Aim of the task:
Without including any pictures, write out all the entries exactly.

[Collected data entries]
§ §
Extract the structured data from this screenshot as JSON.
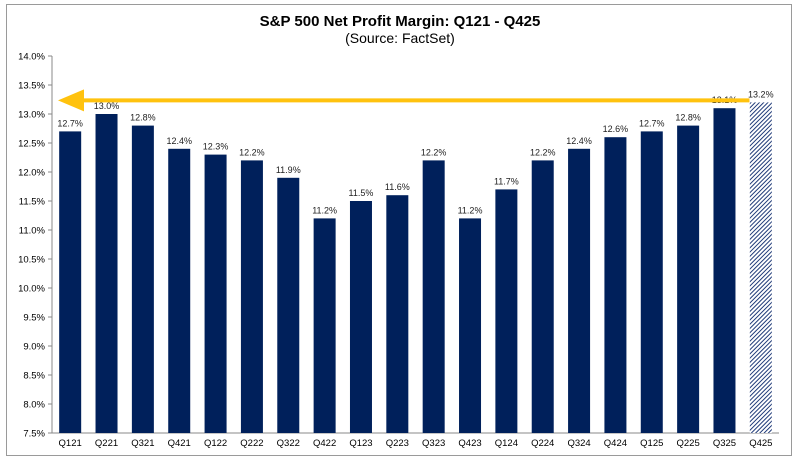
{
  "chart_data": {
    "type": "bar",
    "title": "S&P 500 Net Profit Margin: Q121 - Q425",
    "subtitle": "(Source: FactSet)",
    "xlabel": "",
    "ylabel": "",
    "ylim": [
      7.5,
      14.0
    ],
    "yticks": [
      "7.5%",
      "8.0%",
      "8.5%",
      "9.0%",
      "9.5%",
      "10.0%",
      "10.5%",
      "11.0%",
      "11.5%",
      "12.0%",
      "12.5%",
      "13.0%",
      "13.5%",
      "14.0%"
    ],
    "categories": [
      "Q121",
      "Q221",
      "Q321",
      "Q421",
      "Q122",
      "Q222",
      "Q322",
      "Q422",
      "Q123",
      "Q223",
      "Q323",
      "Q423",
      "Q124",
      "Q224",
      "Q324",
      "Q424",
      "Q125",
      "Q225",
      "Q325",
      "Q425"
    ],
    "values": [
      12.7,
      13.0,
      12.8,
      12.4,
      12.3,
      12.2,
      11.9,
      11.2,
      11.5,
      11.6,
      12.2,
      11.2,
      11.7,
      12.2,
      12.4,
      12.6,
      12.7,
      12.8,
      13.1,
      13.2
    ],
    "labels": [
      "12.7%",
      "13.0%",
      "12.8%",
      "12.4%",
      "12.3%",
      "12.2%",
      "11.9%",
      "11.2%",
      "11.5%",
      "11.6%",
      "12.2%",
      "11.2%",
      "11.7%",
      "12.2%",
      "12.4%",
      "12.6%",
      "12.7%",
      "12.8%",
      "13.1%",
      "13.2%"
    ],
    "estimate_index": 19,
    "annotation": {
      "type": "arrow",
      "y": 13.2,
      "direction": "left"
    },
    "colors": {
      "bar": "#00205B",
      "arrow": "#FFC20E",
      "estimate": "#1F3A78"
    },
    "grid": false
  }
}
§ §
Response to the exercise:
Extract the structured data from this screenshot as JSON.
{
  "chart_data": {
    "type": "bar",
    "title": "S&P 500 Net Profit Margin: Q121 - Q425",
    "subtitle": "(Source: FactSet)",
    "xlabel": "",
    "ylabel": "",
    "ylim": [
      7.5,
      14.0
    ],
    "yticks": [
      "7.5%",
      "8.0%",
      "8.5%",
      "9.0%",
      "9.5%",
      "10.0%",
      "10.5%",
      "11.0%",
      "11.5%",
      "12.0%",
      "12.5%",
      "13.0%",
      "13.5%",
      "14.0%"
    ],
    "categories": [
      "Q121",
      "Q221",
      "Q321",
      "Q421",
      "Q122",
      "Q222",
      "Q322",
      "Q422",
      "Q123",
      "Q223",
      "Q323",
      "Q423",
      "Q124",
      "Q224",
      "Q324",
      "Q424",
      "Q125",
      "Q225",
      "Q325",
      "Q425"
    ],
    "values": [
      12.7,
      13.0,
      12.8,
      12.4,
      12.3,
      12.2,
      11.9,
      11.2,
      11.5,
      11.6,
      12.2,
      11.2,
      11.7,
      12.2,
      12.4,
      12.6,
      12.7,
      12.8,
      13.1,
      13.2
    ],
    "labels": [
      "12.7%",
      "13.0%",
      "12.8%",
      "12.4%",
      "12.3%",
      "12.2%",
      "11.9%",
      "11.2%",
      "11.5%",
      "11.6%",
      "12.2%",
      "11.2%",
      "11.7%",
      "12.2%",
      "12.4%",
      "12.6%",
      "12.7%",
      "12.8%",
      "13.1%",
      "13.2%"
    ],
    "estimate_index": 19,
    "annotation": {
      "type": "arrow",
      "y": 13.2,
      "direction": "left"
    },
    "colors": {
      "bar": "#00205B",
      "arrow": "#FFC20E",
      "estimate": "#1F3A78"
    },
    "grid": false
  }
}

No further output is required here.